Data for this exercise:
::::::
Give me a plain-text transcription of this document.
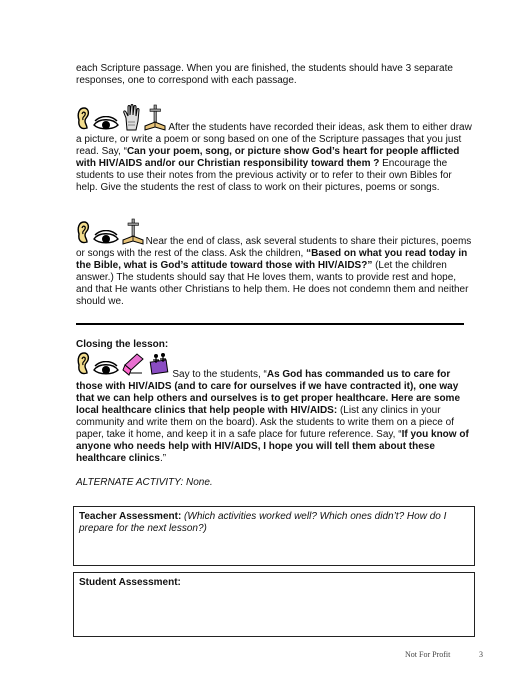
each Scripture passage. When you are finished, the students should have 3 separate responses, one to correspond with each passage.

After the students have recorded their ideas, ask them to either draw a picture, or write a poem or song based on one of the Scripture passages that you just read. Say, “Can your poem, song, or picture show God’s heart for people afflicted with HIV/AIDS and/or our Christian responsibility toward them ? Encourage the students to use their notes from the previous activity or to refer to their own Bibles for help. Give the students the rest of class to work on their pictures, poems or songs.

Near the end of class, ask several students to share their pictures, poems or songs with the rest of the class. Ask the children, “Based on what you read today in the Bible, what is God’s attitude toward those with HIV/AIDS?” (Let the children answer.) The students should say that He loves them, wants to provide rest and hope, and that He wants other Christians to help them. He does not condemn them and neither should we.

Closing the lesson:

Say to the students, “As God has commanded us to care for those with HIV/AIDS (and to care for ourselves if we have contracted it), one way that we can help others and ourselves is to get proper healthcare. Here are some local healthcare clinics that help people with HIV/AIDS: (List any clinics in your community and write them on the board). Ask the students to write them on a piece of paper, take it home, and keep it in a safe place for future reference. Say, “If you know of anyone who needs help with HIV/AIDS, I hope you will tell them about these healthcare clinics.”

ALTERNATE ACTIVITY: None.

Teacher Assessment: (Which activities worked well? Which ones didn’t? How do I prepare for the next lesson?)

Student Assessment:

Not For Profit	3
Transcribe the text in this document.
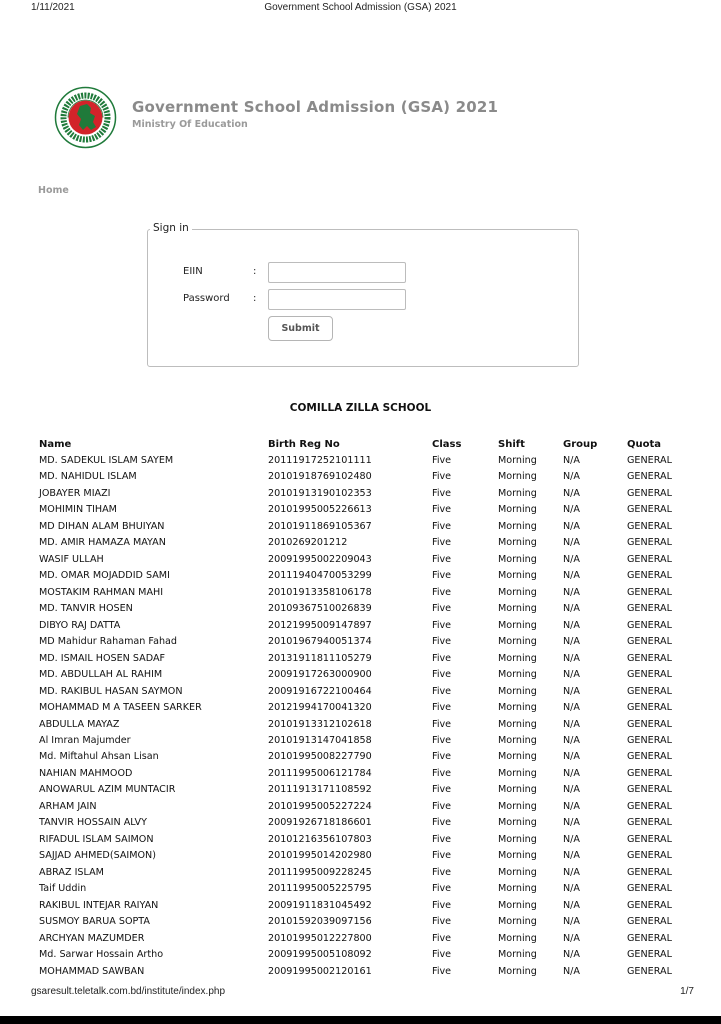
1/11/2021	Government School Admission (GSA) 2021
Government School Admission (GSA) 2021
Ministry Of Education
Home
Sign in
EIIN	:
Password :
Submit
COMILLA ZILLA SCHOOL
Name	Birth Reg No	Class	Shift	Group	Quota
MD. SADEKUL ISLAM SAYEM	20111917252101111	Five	Morning	N/A	GENERAL
MD. NAHIDUL ISLAM	20101918769102480	Five	Morning	N/A	GENERAL
JOBAYER MIAZI	20101913190102353	Five	Morning	N/A	GENERAL
MOHIMIN TIHAM	20101995005226613	Five	Morning	N/A	GENERAL
MD DIHAN ALAM BHUIYAN	20101911869105367	Five	Morning	N/A	GENERAL
MD. AMIR HAMAZA MAYAN	2010269201212	Five	Morning	N/A	GENERAL
WASIF ULLAH	20091995002209043	Five	Morning	N/A	GENERAL
MD. OMAR MOJADDID SAMI	20111940470053299	Five	Morning	N/A	GENERAL
MOSTAKIM RAHMAN MAHI	20101913358106178	Five	Morning	N/A	GENERAL
MD. TANVIR HOSEN	20109367510026839	Five	Morning	N/A	GENERAL
DIBYO RAJ DATTA	20121995009147897	Five	Morning	N/A	GENERAL
MD Mahidur Rahaman Fahad	20101967940051374	Five	Morning	N/A	GENERAL
MD. ISMAIL HOSEN SADAF	20131911811105279	Five	Morning	N/A	GENERAL
MD. ABDULLAH AL RAHIM	20091917263000900	Five	Morning	N/A	GENERAL
MD. RAKIBUL HASAN SAYMON	20091916722100464	Five	Morning	N/A	GENERAL
MOHAMMAD M A TASEEN SARKER	20121994170041320	Five	Morning	N/A	GENERAL
ABDULLA MAYAZ	20101913312102618	Five	Morning	N/A	GENERAL
Al Imran Majumder	20101913147041858	Five	Morning	N/A	GENERAL
Md. Miftahul Ahsan Lisan	20101995008227790	Five	Morning	N/A	GENERAL
NAHIAN MAHMOOD	20111995006121784	Five	Morning	N/A	GENERAL
ANOWARUL AZIM MUNTACIR	20111913171108592	Five	Morning	N/A	GENERAL
ARHAM JAIN	20101995005227224	Five	Morning	N/A	GENERAL
TANVIR HOSSAIN ALVY	20091926718186601	Five	Morning	N/A	GENERAL
RIFADUL ISLAM SAIMON	20101216356107803	Five	Morning	N/A	GENERAL
SAJJAD AHMED(SAIMON)	20101995014202980	Five	Morning	N/A	GENERAL
ABRAZ ISLAM	20111995009228245	Five	Morning	N/A	GENERAL
Taif Uddin	20111995005225795	Five	Morning	N/A	GENERAL
RAKIBUL INTEJAR RAIYAN	20091911831045492	Five	Morning	N/A	GENERAL
SUSMOY BARUA SOPTA	20101592039097156	Five	Morning	N/A	GENERAL
ARCHYAN MAZUMDER	20101995012227800	Five	Morning	N/A	GENERAL
Md. Sarwar Hossain Artho	20091995005108092	Five	Morning	N/A	GENERAL
MOHAMMAD SAWBAN	20091995002120161	Five	Morning	N/A	GENERAL
gsaresult.teletalk.com.bd/institute/index.php	1/7
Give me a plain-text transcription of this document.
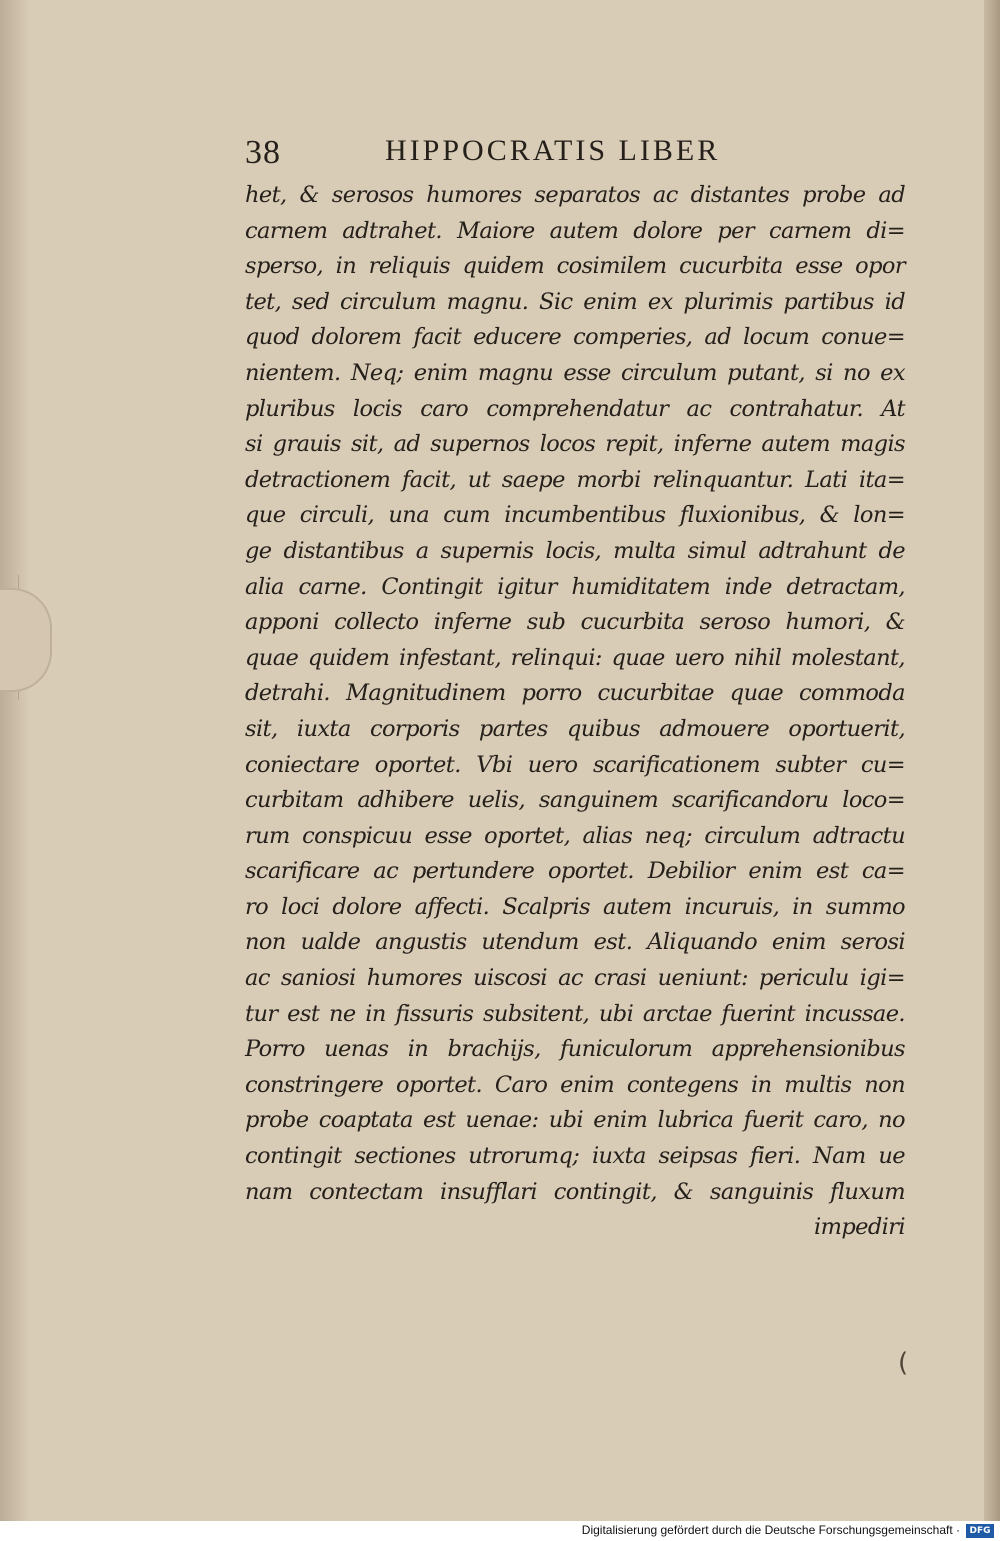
38	HIPPOCRATIS LIBER
het, & serosos humores separatos ac distantes probe ad
carnem adtrahet. Maiore autem dolore per carnem di=
sperso, in reliquis quidem cosimilem cucurbita esse opor
tet, sed circulum magnu. Sic enim ex plurimis partibus id
quod dolorem facit educere comperies, ad locum conue=
nientem. Neq; enim magnu esse circulum putant, si no ex
pluribus locis caro comprehendatur ac contrahatur. At
si grauis sit, ad supernos locos repit, inferne autem magis
detractionem facit, ut saepe morbi relinquantur. Lati ita=
que circuli, una cum incumbentibus fluxionibus, & lon=
ge distantibus a supernis locis, multa simul adtrahunt de
alia carne. Contingit igitur humiditatem inde detractam,
apponi collecto inferne sub cucurbita seroso humori, &
quae quidem infestant, relinqui: quae uero nihil molestant,
detrahi. Magnitudinem porro cucurbitae quae commoda
sit, iuxta corporis partes quibus admouere oportuerit,
coniectare oportet. Vbi uero scarificationem subter cu=
curbitam adhibere uelis, sanguinem scarificandoru loco=
rum conspicuu esse oportet, alias neq; circulum adtractu
scarificare ac pertundere oportet. Debilior enim est ca=
ro loci dolore affecti. Scalpris autem incuruis, in summo
non ualde angustis utendum est. Aliquando enim serosi
ac saniosi humores uiscosi ac crasi ueniunt: periculu igi=
tur est ne in fissuris subsitent, ubi arctae fuerint incussae.
Porro uenas in brachijs, funiculorum apprehensionibus
constringere oportet. Caro enim contegens in multis non
probe coaptata est uenae: ubi enim lubrica fuerit caro, no
contingit sectiones utrorumq; iuxta seipsas fieri. Nam ue
nam contectam insufflari contingit, & sanguinis fluxum
impediri
(
Digitalisierung gefördert durch die Deutsche Forschungsgemeinschaft ·	DFG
::::::
Prompt: Using the records above, retype everything exactly except the pictures.

Response to this task:
Give me a plain-text transcription of this document.
each Scripture passage. When you are finished, the students should have 3 separate responses, one to correspond with each passage.

After the students have recorded their ideas, ask them to either draw a picture, or write a poem or song based on one of the Scripture passages that you just read. Say, “Can your poem, song, or picture show God’s heart for people afflicted with HIV/AIDS and/or our Christian responsibility toward them ? Encourage the students to use their notes from the previous activity or to refer to their own Bibles for help. Give the students the rest of class to work on their pictures, poems or songs.

Near the end of class, ask several students to share their pictures, poems or songs with the rest of the class. Ask the children, “Based on what you read today in the Bible, what is God’s attitude toward those with HIV/AIDS?” (Let the children answer.) The students should say that He loves them, wants to provide rest and hope, and that He wants other Christians to help them. He does not condemn them and neither should we.

Closing the lesson:

Say to the students, “As God has commanded us to care for those with HIV/AIDS (and to care for ourselves if we have contracted it), one way that we can help others and ourselves is to get proper healthcare. Here are some local healthcare clinics that help people with HIV/AIDS: (List any clinics in your community and write them on the board). Ask the students to write them on a piece of paper, take it home, and keep it in a safe place for future reference. Say, “If you know of anyone who needs help with HIV/AIDS, I hope you will tell them about these healthcare clinics.”

ALTERNATE ACTIVITY: None.

Teacher Assessment: (Which activities worked well? Which ones didn’t? How do I prepare for the next lesson?)

Student Assessment:

Not For Profit	3
Transcribe the text in this document.
1/11/2021	Government School Admission (GSA) 2021
Government School Admission (GSA) 2021
Ministry Of Education
Home
Sign in
EIIN	:
Password :
Submit
COMILLA ZILLA SCHOOL
Name	Birth Reg No	Class	Shift	Group	Quota
MD. SADEKUL ISLAM SAYEM	20111917252101111	Five	Morning	N/A	GENERAL
MD. NAHIDUL ISLAM	20101918769102480	Five	Morning	N/A	GENERAL
JOBAYER MIAZI	20101913190102353	Five	Morning	N/A	GENERAL
MOHIMIN TIHAM	20101995005226613	Five	Morning	N/A	GENERAL
MD DIHAN ALAM BHUIYAN	20101911869105367	Five	Morning	N/A	GENERAL
MD. AMIR HAMAZA MAYAN	2010269201212	Five	Morning	N/A	GENERAL
WASIF ULLAH	20091995002209043	Five	Morning	N/A	GENERAL
MD. OMAR MOJADDID SAMI	20111940470053299	Five	Morning	N/A	GENERAL
MOSTAKIM RAHMAN MAHI	20101913358106178	Five	Morning	N/A	GENERAL
MD. TANVIR HOSEN	20109367510026839	Five	Morning	N/A	GENERAL
DIBYO RAJ DATTA	20121995009147897	Five	Morning	N/A	GENERAL
MD Mahidur Rahaman Fahad	20101967940051374	Five	Morning	N/A	GENERAL
MD. ISMAIL HOSEN SADAF	20131911811105279	Five	Morning	N/A	GENERAL
MD. ABDULLAH AL RAHIM	20091917263000900	Five	Morning	N/A	GENERAL
MD. RAKIBUL HASAN SAYMON	20091916722100464	Five	Morning	N/A	GENERAL
MOHAMMAD M A TASEEN SARKER	20121994170041320	Five	Morning	N/A	GENERAL
ABDULLA MAYAZ	20101913312102618	Five	Morning	N/A	GENERAL
Al Imran Majumder	20101913147041858	Five	Morning	N/A	GENERAL
Md. Miftahul Ahsan Lisan	20101995008227790	Five	Morning	N/A	GENERAL
NAHIAN MAHMOOD	20111995006121784	Five	Morning	N/A	GENERAL
ANOWARUL AZIM MUNTACIR	20111913171108592	Five	Morning	N/A	GENERAL
ARHAM JAIN	20101995005227224	Five	Morning	N/A	GENERAL
TANVIR HOSSAIN ALVY	20091926718186601	Five	Morning	N/A	GENERAL
RIFADUL ISLAM SAIMON	20101216356107803	Five	Morning	N/A	GENERAL
SAJJAD AHMED(SAIMON)	20101995014202980	Five	Morning	N/A	GENERAL
ABRAZ ISLAM	20111995009228245	Five	Morning	N/A	GENERAL
Taif Uddin	20111995005225795	Five	Morning	N/A	GENERAL
RAKIBUL INTEJAR RAIYAN	20091911831045492	Five	Morning	N/A	GENERAL
SUSMOY BARUA SOPTA	20101592039097156	Five	Morning	N/A	GENERAL
ARCHYAN MAZUMDER	20101995012227800	Five	Morning	N/A	GENERAL
Md. Sarwar Hossain Artho	20091995005108092	Five	Morning	N/A	GENERAL
MOHAMMAD SAWBAN	20091995002120161	Five	Morning	N/A	GENERAL
gsaresult.teletalk.com.bd/institute/index.php	1/7
Give me a plain-text transcription of this document.
38	HIPPOCRATIS LIBER
het, & serosos humores separatos ac distantes probe ad
carnem adtrahet. Maiore autem dolore per carnem di=
sperso, in reliquis quidem cosimilem cucurbita esse opor
tet, sed circulum magnu. Sic enim ex plurimis partibus id
quod dolorem facit educere comperies, ad locum conue=
nientem. Neq; enim magnu esse circulum putant, si no ex
pluribus locis caro comprehendatur ac contrahatur. At
si grauis sit, ad supernos locos repit, inferne autem magis
detractionem facit, ut saepe morbi relinquantur. Lati ita=
que circuli, una cum incumbentibus fluxionibus, & lon=
ge distantibus a supernis locis, multa simul adtrahunt de
alia carne. Contingit igitur humiditatem inde detractam,
apponi collecto inferne sub cucurbita seroso humori, &
quae quidem infestant, relinqui: quae uero nihil molestant,
detrahi. Magnitudinem porro cucurbitae quae commoda
sit, iuxta corporis partes quibus admouere oportuerit,
coniectare oportet. Vbi uero scarificationem subter cu=
curbitam adhibere uelis, sanguinem scarificandoru loco=
rum conspicuu esse oportet, alias neq; circulum adtractu
scarificare ac pertundere oportet. Debilior enim est ca=
ro loci dolore affecti. Scalpris autem incuruis, in summo
non ualde angustis utendum est. Aliquando enim serosi
ac saniosi humores uiscosi ac crasi ueniunt: periculu igi=
tur est ne in fissuris subsitent, ubi arctae fuerint incussae.
Porro uenas in brachijs, funiculorum apprehensionibus
constringere oportet. Caro enim contegens in multis non
probe coaptata est uenae: ubi enim lubrica fuerit caro, no
contingit sectiones utrorumq; iuxta seipsas fieri. Nam ue
nam contectam insufflari contingit, & sanguinis fluxum
impediri
(
Digitalisierung gefördert durch die Deutsche Forschungsgemeinschaft ·	DFG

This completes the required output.